=== RECORDED DATA ===

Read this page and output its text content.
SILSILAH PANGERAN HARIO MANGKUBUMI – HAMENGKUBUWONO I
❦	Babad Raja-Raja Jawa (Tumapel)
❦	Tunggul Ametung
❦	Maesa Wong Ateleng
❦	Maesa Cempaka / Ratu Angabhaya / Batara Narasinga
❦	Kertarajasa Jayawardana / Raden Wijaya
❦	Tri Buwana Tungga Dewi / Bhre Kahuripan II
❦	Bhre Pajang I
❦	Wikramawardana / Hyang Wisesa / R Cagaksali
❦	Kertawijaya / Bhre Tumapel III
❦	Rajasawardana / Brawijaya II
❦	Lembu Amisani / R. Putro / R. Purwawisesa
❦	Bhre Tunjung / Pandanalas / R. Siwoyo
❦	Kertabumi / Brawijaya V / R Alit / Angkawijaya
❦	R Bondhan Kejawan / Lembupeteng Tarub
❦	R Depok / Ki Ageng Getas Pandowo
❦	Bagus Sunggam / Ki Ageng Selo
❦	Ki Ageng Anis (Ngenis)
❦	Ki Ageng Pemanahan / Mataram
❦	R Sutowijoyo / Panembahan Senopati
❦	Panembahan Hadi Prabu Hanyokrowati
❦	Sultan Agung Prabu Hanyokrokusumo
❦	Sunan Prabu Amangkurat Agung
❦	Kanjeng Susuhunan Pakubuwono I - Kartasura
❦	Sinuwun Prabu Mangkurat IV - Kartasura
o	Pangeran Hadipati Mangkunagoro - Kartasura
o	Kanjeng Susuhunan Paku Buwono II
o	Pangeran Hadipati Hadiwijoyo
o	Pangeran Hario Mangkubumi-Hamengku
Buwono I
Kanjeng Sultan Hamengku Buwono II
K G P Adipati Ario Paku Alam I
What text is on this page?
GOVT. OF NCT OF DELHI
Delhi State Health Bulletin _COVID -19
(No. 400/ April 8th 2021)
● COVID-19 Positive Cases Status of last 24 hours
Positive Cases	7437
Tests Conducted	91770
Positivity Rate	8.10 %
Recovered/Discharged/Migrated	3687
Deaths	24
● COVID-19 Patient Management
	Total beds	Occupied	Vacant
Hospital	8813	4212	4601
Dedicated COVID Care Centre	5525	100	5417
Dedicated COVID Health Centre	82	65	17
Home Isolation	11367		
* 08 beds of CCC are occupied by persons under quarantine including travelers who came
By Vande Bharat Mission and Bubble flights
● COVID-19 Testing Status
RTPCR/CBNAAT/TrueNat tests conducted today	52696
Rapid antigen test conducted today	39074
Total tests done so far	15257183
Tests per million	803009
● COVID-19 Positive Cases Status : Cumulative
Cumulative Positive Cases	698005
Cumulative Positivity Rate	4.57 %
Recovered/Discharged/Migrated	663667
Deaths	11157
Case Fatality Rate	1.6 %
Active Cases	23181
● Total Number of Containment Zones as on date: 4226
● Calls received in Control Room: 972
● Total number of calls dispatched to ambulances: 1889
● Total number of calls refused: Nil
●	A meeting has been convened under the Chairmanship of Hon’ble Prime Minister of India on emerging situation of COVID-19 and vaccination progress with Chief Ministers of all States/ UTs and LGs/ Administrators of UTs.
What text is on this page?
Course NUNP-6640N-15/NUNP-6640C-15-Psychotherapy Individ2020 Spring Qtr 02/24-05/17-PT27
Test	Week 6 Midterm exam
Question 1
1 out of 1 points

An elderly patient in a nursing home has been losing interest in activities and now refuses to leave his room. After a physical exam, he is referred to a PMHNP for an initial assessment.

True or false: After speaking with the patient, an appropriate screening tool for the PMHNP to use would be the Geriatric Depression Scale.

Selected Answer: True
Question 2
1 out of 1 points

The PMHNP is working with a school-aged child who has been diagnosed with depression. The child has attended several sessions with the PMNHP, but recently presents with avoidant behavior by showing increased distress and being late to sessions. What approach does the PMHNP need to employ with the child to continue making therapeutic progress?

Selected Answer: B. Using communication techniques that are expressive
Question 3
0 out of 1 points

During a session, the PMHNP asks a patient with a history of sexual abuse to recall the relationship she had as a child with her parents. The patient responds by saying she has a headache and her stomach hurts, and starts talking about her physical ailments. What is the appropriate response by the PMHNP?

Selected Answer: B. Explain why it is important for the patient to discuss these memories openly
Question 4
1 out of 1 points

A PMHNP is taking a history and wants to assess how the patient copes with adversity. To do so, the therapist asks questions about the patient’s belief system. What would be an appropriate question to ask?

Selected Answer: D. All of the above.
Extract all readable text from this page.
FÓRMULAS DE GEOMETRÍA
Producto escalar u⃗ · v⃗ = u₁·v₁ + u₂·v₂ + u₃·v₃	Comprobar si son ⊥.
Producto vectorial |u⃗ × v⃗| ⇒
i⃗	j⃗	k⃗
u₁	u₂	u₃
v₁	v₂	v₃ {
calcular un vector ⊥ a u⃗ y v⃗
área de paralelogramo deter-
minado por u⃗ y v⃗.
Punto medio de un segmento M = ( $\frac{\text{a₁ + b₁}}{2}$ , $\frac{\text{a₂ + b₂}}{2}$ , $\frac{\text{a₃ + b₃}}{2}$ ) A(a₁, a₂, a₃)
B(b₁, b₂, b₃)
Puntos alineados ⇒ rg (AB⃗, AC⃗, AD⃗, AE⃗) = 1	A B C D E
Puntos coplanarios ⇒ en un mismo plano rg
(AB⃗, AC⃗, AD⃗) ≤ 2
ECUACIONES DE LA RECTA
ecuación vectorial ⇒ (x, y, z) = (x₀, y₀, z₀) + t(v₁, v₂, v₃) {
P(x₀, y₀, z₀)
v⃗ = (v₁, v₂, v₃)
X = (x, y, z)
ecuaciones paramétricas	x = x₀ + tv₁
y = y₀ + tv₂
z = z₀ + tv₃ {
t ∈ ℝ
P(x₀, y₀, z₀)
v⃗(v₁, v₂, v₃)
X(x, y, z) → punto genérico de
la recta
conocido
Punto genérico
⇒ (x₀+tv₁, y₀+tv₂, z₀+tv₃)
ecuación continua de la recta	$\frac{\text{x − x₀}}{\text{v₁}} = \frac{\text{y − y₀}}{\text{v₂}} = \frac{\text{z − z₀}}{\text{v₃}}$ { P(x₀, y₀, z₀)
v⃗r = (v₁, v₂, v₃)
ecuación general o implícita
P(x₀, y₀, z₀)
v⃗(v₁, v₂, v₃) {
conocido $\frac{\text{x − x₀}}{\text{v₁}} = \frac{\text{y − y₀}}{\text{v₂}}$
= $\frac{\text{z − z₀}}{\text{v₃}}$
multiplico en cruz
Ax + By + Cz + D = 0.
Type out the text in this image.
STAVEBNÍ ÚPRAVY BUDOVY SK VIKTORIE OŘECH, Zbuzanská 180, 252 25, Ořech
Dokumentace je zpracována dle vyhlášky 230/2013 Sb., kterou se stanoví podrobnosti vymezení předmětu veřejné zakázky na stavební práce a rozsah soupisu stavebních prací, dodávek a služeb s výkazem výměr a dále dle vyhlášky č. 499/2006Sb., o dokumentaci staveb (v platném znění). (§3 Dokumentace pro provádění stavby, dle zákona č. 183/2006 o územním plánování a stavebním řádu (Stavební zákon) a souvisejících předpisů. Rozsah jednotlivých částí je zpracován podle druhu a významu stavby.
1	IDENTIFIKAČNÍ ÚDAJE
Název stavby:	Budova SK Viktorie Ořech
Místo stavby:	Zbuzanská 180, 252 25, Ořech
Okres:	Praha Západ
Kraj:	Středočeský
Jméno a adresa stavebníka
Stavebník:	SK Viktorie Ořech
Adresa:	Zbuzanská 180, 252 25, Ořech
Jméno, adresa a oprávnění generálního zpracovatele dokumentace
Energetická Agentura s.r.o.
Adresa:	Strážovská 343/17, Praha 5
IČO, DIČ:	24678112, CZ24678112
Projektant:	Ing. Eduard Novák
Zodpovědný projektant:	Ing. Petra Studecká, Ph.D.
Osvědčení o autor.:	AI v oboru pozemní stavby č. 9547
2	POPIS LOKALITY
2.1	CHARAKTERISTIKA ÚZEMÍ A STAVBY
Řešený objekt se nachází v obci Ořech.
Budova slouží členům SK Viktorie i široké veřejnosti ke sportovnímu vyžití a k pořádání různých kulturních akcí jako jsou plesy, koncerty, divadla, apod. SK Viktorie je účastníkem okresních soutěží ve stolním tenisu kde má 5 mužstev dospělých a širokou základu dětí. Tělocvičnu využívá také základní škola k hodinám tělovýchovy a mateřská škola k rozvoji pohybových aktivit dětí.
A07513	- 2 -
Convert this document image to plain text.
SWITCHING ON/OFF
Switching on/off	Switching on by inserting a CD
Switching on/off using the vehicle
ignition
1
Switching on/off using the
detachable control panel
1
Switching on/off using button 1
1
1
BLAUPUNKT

===

§ TASK INSTRUCTIONS
Write out each line of the data that holds the string "Praha".

§ SOLUTION TO THE PROBLEM
Okres:	Praha Západ
Adresa:	Strážovská 343/17, Praha 5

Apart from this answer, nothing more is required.